* _Written problem_: Render each line of the material as one string in a JSON list, omitting blank lines and leaving the pictures out.

Layout annotation records
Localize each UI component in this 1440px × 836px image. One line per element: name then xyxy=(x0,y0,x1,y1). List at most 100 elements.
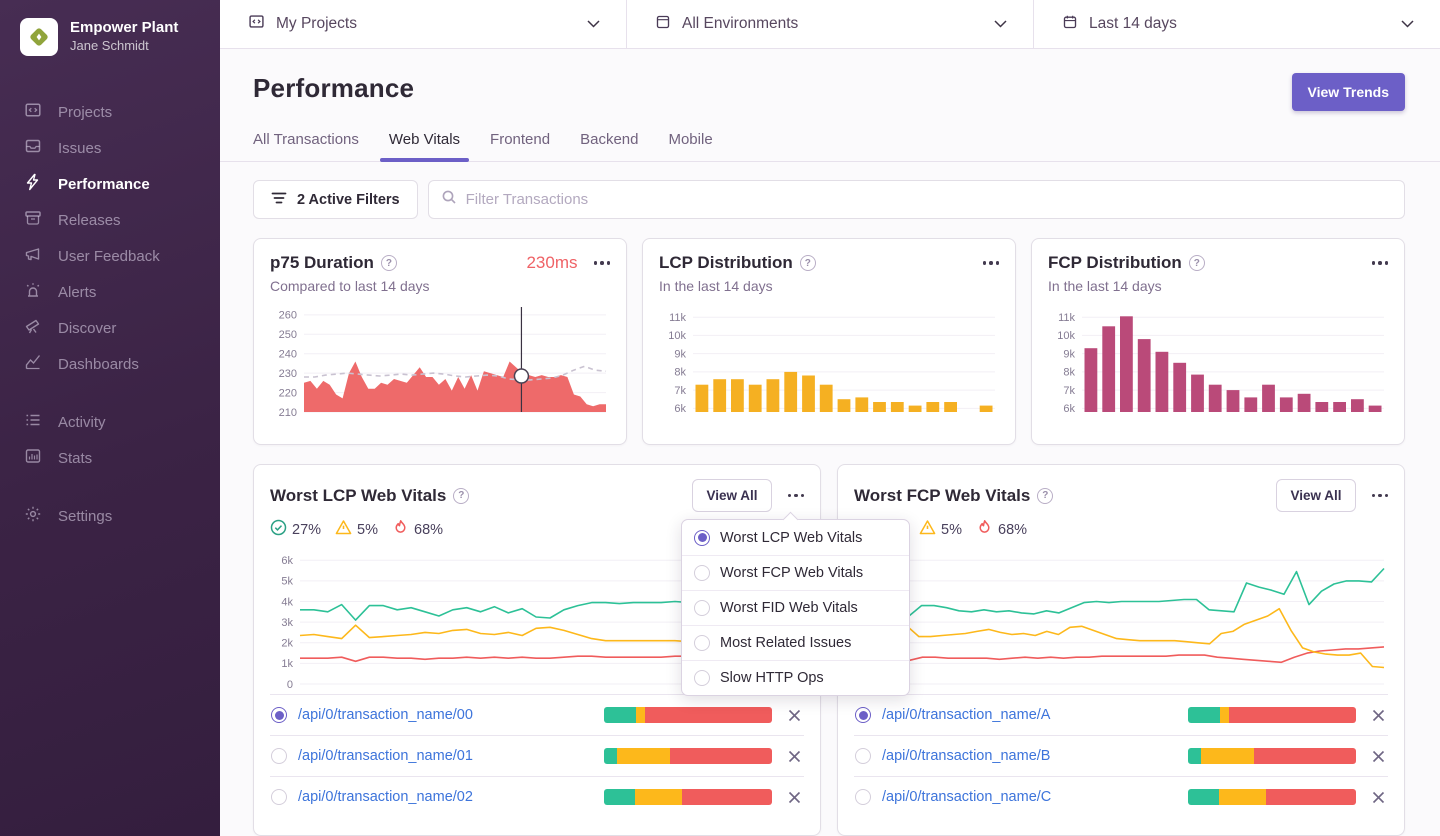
svg-text:220: 220 xyxy=(279,387,297,399)
sidebar-item-releases[interactable]: Releases xyxy=(0,202,220,238)
vitals-stacked-bar xyxy=(1188,789,1356,805)
sidebar-item-activity[interactable]: Activity xyxy=(0,404,220,440)
sidebar-item-dashboards[interactable]: Dashboards xyxy=(0,346,220,382)
dropdown-item-worst-lcp[interactable]: Worst LCP Web Vitals xyxy=(682,520,909,555)
overflow-menu-icon[interactable] xyxy=(593,257,610,269)
lightning-icon xyxy=(24,173,42,195)
transaction-link[interactable]: /api/0/transaction_name/01 xyxy=(298,748,473,764)
radio-button[interactable] xyxy=(855,789,871,805)
view-all-button[interactable]: View All xyxy=(1276,479,1356,512)
fire-icon xyxy=(976,519,993,540)
close-icon[interactable] xyxy=(1371,790,1386,805)
siren-icon xyxy=(24,281,42,303)
overflow-menu-icon[interactable] xyxy=(1371,257,1388,269)
fcp-bar-chart: 6k 7k 8k 9k 10k 11k xyxy=(1057,312,1384,415)
search-input[interactable] xyxy=(465,191,1392,208)
overflow-menu-icon[interactable] xyxy=(787,490,804,502)
view-trends-button[interactable]: View Trends xyxy=(1291,73,1405,111)
radio-button[interactable] xyxy=(855,748,871,764)
calendar-icon xyxy=(1062,14,1078,35)
close-icon[interactable] xyxy=(787,708,802,723)
issues-icon xyxy=(24,137,42,159)
svg-text:5k: 5k xyxy=(281,576,293,588)
sidebar-item-performance[interactable]: Performance xyxy=(0,166,220,202)
sidebar-item-stats[interactable]: Stats xyxy=(0,440,220,476)
help-icon[interactable]: ? xyxy=(453,487,470,504)
card-subtitle: In the last 14 days xyxy=(659,278,773,294)
tab-all-transactions[interactable]: All Transactions xyxy=(253,131,359,161)
sidebar-item-user-feedback[interactable]: User Feedback xyxy=(0,238,220,274)
overflow-menu-icon[interactable] xyxy=(1371,490,1388,502)
active-filters-button[interactable]: 2 Active Filters xyxy=(253,180,418,219)
project-selector[interactable]: My Projects xyxy=(220,0,626,48)
tab-backend[interactable]: Backend xyxy=(580,131,638,161)
vitals-badges: 27% 5% 68% xyxy=(854,519,1388,540)
transaction-search[interactable] xyxy=(427,180,1405,219)
org-name: Empower Plant xyxy=(70,19,179,37)
chart-type-dropdown: Worst LCP Web Vitals Worst FCP Web Vital… xyxy=(681,519,910,696)
card-subtitle: Compared to last 14 days xyxy=(270,278,430,294)
help-icon[interactable]: ? xyxy=(1188,255,1205,271)
environments-icon xyxy=(655,14,671,35)
topbar: My Projects All Environments Last 14 day… xyxy=(220,0,1440,49)
help-icon[interactable]: ? xyxy=(1037,487,1054,504)
view-all-button[interactable]: View All xyxy=(692,479,772,512)
sidebar-item-issues[interactable]: Issues xyxy=(0,130,220,166)
radio-button[interactable] xyxy=(271,748,287,764)
environment-selector[interactable]: All Environments xyxy=(626,0,1033,48)
chevron-down-icon xyxy=(994,15,1007,33)
transaction-row: /api/0/transaction_name/02 xyxy=(270,776,804,817)
radio-button[interactable] xyxy=(271,707,287,723)
date-range-selector[interactable]: Last 14 days xyxy=(1033,0,1440,48)
radio-button xyxy=(694,635,710,651)
archive-icon xyxy=(24,209,42,231)
sidebar-item-settings[interactable]: Settings xyxy=(0,498,220,534)
transaction-link[interactable]: /api/0/transaction_name/B xyxy=(882,748,1050,764)
tab-mobile[interactable]: Mobile xyxy=(668,131,712,161)
lcp-bar-chart: 6k 7k 8k 9k 10k 11k xyxy=(668,312,995,415)
transaction-row: /api/0/transaction_name/C xyxy=(854,776,1388,817)
svg-text:250: 250 xyxy=(279,329,297,341)
dropdown-item-most-related-issues[interactable]: Most Related Issues xyxy=(682,625,909,660)
sidebar-item-projects[interactable]: Projects xyxy=(0,94,220,130)
p75-area-chart: 210 220 230 240 250 260 xyxy=(279,307,607,419)
transaction-link[interactable]: /api/0/transaction_name/C xyxy=(882,789,1051,805)
radio-button[interactable] xyxy=(855,707,871,723)
radio-button xyxy=(694,670,710,686)
tab-frontend[interactable]: Frontend xyxy=(490,131,550,161)
radio-button xyxy=(694,600,710,616)
chart-line-icon xyxy=(24,353,42,375)
close-icon[interactable] xyxy=(787,749,802,764)
svg-text:6k: 6k xyxy=(281,555,293,567)
close-icon[interactable] xyxy=(1371,708,1386,723)
close-icon[interactable] xyxy=(1371,749,1386,764)
dropdown-item-slow-http-ops[interactable]: Slow HTTP Ops xyxy=(682,660,909,695)
transaction-link[interactable]: /api/0/transaction_name/00 xyxy=(298,707,473,723)
svg-text:9k: 9k xyxy=(674,348,686,360)
card-title: Worst FCP Web Vitals xyxy=(854,485,1031,505)
dropdown-item-worst-fcp[interactable]: Worst FCP Web Vitals xyxy=(682,555,909,590)
card-subtitle: In the last 14 days xyxy=(1048,278,1162,294)
dropdown-item-worst-fid[interactable]: Worst FID Web Vitals xyxy=(682,590,909,625)
worst-fcp-line-chart: 01k2k3k4k5k6k xyxy=(865,555,1385,691)
help-icon[interactable]: ? xyxy=(799,255,816,271)
radio-button[interactable] xyxy=(271,789,287,805)
vitals-stacked-bar xyxy=(604,707,772,723)
svg-text:7k: 7k xyxy=(1063,385,1075,397)
org-switcher[interactable]: Empower Plant Jane Schmidt xyxy=(0,0,220,56)
telescope-icon xyxy=(24,317,42,339)
svg-text:240: 240 xyxy=(279,348,297,360)
lcp-distribution-card: LCP Distribution ? In the last 14 days 6… xyxy=(642,238,1016,445)
svg-text:230: 230 xyxy=(279,368,297,380)
svg-text:2k: 2k xyxy=(281,638,293,650)
vitals-stacked-bar xyxy=(1188,748,1356,764)
gear-icon xyxy=(24,505,42,527)
transaction-link[interactable]: /api/0/transaction_name/02 xyxy=(298,789,473,805)
help-icon[interactable]: ? xyxy=(380,255,397,271)
tab-web-vitals[interactable]: Web Vitals xyxy=(379,131,470,162)
sidebar-item-discover[interactable]: Discover xyxy=(0,310,220,346)
transaction-link[interactable]: /api/0/transaction_name/A xyxy=(882,707,1050,723)
sidebar-item-alerts[interactable]: Alerts xyxy=(0,274,220,310)
close-icon[interactable] xyxy=(787,790,802,805)
overflow-menu-icon[interactable] xyxy=(982,257,999,269)
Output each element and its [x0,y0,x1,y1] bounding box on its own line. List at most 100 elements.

* _Result for this exercise_:
[
  "Localize each UI component in this 1440px × 836px image. One line per element: name then xyxy=(x0,y0,x1,y1). List at most 100 elements.",
  "svg-text:220: 220 xyxy=(279,387,297,399)",
  "sidebar-item-releases[interactable]: Releases xyxy=(0,202,220,238)",
  "vitals-stacked-bar xyxy=(1188,789,1356,805)",
  "sidebar-item-activity[interactable]: Activity xyxy=(0,404,220,440)",
  "sidebar-item-dashboards[interactable]: Dashboards xyxy=(0,346,220,382)",
  "dropdown-item-worst-lcp[interactable]: Worst LCP Web Vitals xyxy=(682,520,909,555)",
  "overflow-menu-icon[interactable] xyxy=(593,257,610,269)",
  "lightning-icon xyxy=(24,173,42,195)",
  "transaction-link[interactable]: /api/0/transaction_name/01 xyxy=(298,748,473,764)",
  "radio-button[interactable] xyxy=(855,789,871,805)",
  "view-all-button[interactable]: View All xyxy=(1276,479,1356,512)",
  "fire-icon xyxy=(976,519,993,540)",
  "close-icon[interactable] xyxy=(1371,790,1386,805)",
  "siren-icon xyxy=(24,281,42,303)",
  "overflow-menu-icon[interactable] xyxy=(1371,257,1388,269)",
  "fcp-bar-chart: 6k 7k 8k 9k 10k 11k xyxy=(1057,312,1384,415)",
  "search-input[interactable] xyxy=(465,191,1392,208)",
  "overflow-menu-icon[interactable] xyxy=(787,490,804,502)",
  "view-trends-button[interactable]: View Trends xyxy=(1291,73,1405,111)",
  "radio-button[interactable] xyxy=(855,748,871,764)",
  "calendar-icon xyxy=(1062,14,1078,35)",
  "close-icon[interactable] xyxy=(787,708,802,723)",
  "issues-icon xyxy=(24,137,42,159)",
  "svg-text:5k: 5k xyxy=(281,576,293,588)",
  "sidebar-item-performance[interactable]: Performance xyxy=(0,166,220,202)",
  "sidebar-item-stats[interactable]: Stats xyxy=(0,440,220,476)",
  "help-icon[interactable]: ? xyxy=(453,487,470,504)",
  "card-subtitle: In the last 14 days xyxy=(659,278,773,294)",
  "tab-all-transactions[interactable]: All Transactions xyxy=(253,131,359,161)",
  "sidebar-item-user-feedback[interactable]: User Feedback xyxy=(0,238,220,274)",
  "overflow-menu-icon[interactable] xyxy=(1371,490,1388,502)",
  "active-filters-button[interactable]: 2 Active Filters xyxy=(253,180,418,219)",
  "project-selector[interactable]: My Projects xyxy=(220,0,626,48)",
  "tab-backend[interactable]: Backend xyxy=(580,131,638,161)",
  "vitals-badges: 27% 5% 68% xyxy=(854,519,1388,540)",
  "transaction-search[interactable] xyxy=(427,180,1405,219)",
  "org-name: Empower Plant xyxy=(70,19,179,37)",
  "chart-type-dropdown: Worst LCP Web Vitals Worst FCP Web Vital… xyxy=(681,519,910,696)",
  "card-subtitle: Compared to last 14 days xyxy=(270,278,430,294)",
  "help-icon[interactable]: ? xyxy=(1188,255,1205,271)",
  "environments-icon xyxy=(655,14,671,35)",
  "topbar: My Projects All Environments Last 14 day… xyxy=(220,0,1440,49)",
  "help-icon[interactable]: ? xyxy=(1037,487,1054,504)",
  "view-all-button[interactable]: View All xyxy=(692,479,772,512)",
  "sidebar-item-issues[interactable]: Issues xyxy=(0,130,220,166)",
  "radio-button[interactable] xyxy=(271,748,287,764)",
  "environment-selector[interactable]: All Environments xyxy=(626,0,1033,48)",
  "chevron-down-icon xyxy=(994,15,1007,33)",
  "transaction-row: /api/0/transaction_name/02 xyxy=(270,776,804,817)",
  "radio-button[interactable] xyxy=(271,707,287,723)",
  "date-range-selector[interactable]: Last 14 days xyxy=(1033,0,1440,48)",
  "radio-button xyxy=(694,635,710,651)",
  "archive-icon xyxy=(24,209,42,231)",
  "sidebar-item-settings[interactable]: Settings xyxy=(0,498,220,534)",
  "transaction-link[interactable]: /api/0/transaction_name/B xyxy=(882,748,1050,764)",
  "tab-mobile[interactable]: Mobile xyxy=(668,131,712,161)",
  "lcp-bar-chart: 6k 7k 8k 9k 10k 11k xyxy=(668,312,995,415)",
  "transaction-row: /api/0/transaction_name/C xyxy=(854,776,1388,817)",
  "svg-text:250: 250 xyxy=(279,329,297,341)",
  "dropdown-item-most-related-issues[interactable]: Most Related Issues xyxy=(682,625,909,660)",
  "sidebar-item-projects[interactable]: Projects xyxy=(0,94,220,130)",
  "p75-area-chart: 210 220 230 240 250 260 xyxy=(279,307,607,419)",
  "transaction-link[interactable]: /api/0/transaction_name/C xyxy=(882,789,1051,805)",
  "radio-button[interactable] xyxy=(855,707,871,723)",
  "radio-button xyxy=(694,670,710,686)",
  "tab-frontend[interactable]: Frontend xyxy=(490,131,550,161)",
  "radio-button xyxy=(694,600,710,616)",
  "chart-line-icon xyxy=(24,353,42,375)",
  "close-icon[interactable] xyxy=(787,749,802,764)",
  "svg-text:6k: 6k xyxy=(281,555,293,567)",
  "close-icon[interactable] xyxy=(1371,708,1386,723)",
  "close-icon[interactable] xyxy=(1371,749,1386,764)",
  "dropdown-item-slow-http-ops[interactable]: Slow HTTP Ops xyxy=(682,660,909,695)",
  "transaction-link[interactable]: /api/0/transaction_name/00 xyxy=(298,707,473,723)",
  "svg-text:9k: 9k xyxy=(674,348,686,360)",
  "card-title: Worst FCP Web Vitals xyxy=(854,485,1031,505)",
  "dropdown-item-worst-fcp[interactable]: Worst FCP Web Vitals xyxy=(682,555,909,590)",
  "card-subtitle: In the last 14 days xyxy=(1048,278,1162,294)",
  "dropdown-item-worst-fid[interactable]: Worst FID Web Vitals xyxy=(682,590,909,625)",
  "worst-fcp-line-chart: 01k2k3k4k5k6k xyxy=(865,555,1385,691)",
  "help-icon[interactable]: ? xyxy=(799,255,816,271)",
  "radio-button[interactable] xyxy=(271,789,287,805)",
  "vitals-stacked-bar xyxy=(604,707,772,723)",
  "svg-text:7k: 7k xyxy=(1063,385,1075,397)",
  "org-switcher[interactable]: Empower Plant Jane Schmidt xyxy=(0,0,220,56)",
  "telescope-icon xyxy=(24,317,42,339)",
  "svg-text:240: 240 xyxy=(279,348,297,360)",
  "lcp-distribution-card: LCP Distribution ? In the last 14 days 6… xyxy=(642,238,1016,445)",
  "svg-text:230: 230 xyxy=(279,368,297,380)",
  "svg-text:2k: 2k xyxy=(281,638,293,650)",
  "vitals-stacked-bar xyxy=(1188,748,1356,764)",
  "gear-icon xyxy=(24,505,42,527)",
  "transaction-link[interactable]: /api/0/transaction_name/02 xyxy=(298,789,473,805)",
  "help-icon[interactable]: ? xyxy=(380,255,397,271)",
  "tab-web-vitals[interactable]: Web Vitals xyxy=(379,131,470,162)",
  "sidebar-item-discover[interactable]: Discover xyxy=(0,310,220,346)",
  "transaction-link[interactable]: /api/0/transaction_name/A xyxy=(882,707,1050,723)",
  "sidebar-item-alerts[interactable]: Alerts xyxy=(0,274,220,310)",
  "close-icon[interactable] xyxy=(787,790,802,805)",
  "overflow-menu-icon[interactable] xyxy=(982,257,999,269)",
  "Output each element and its [x0,y0,x1,y1] bounding box on its own line. List at most 100 elements."
]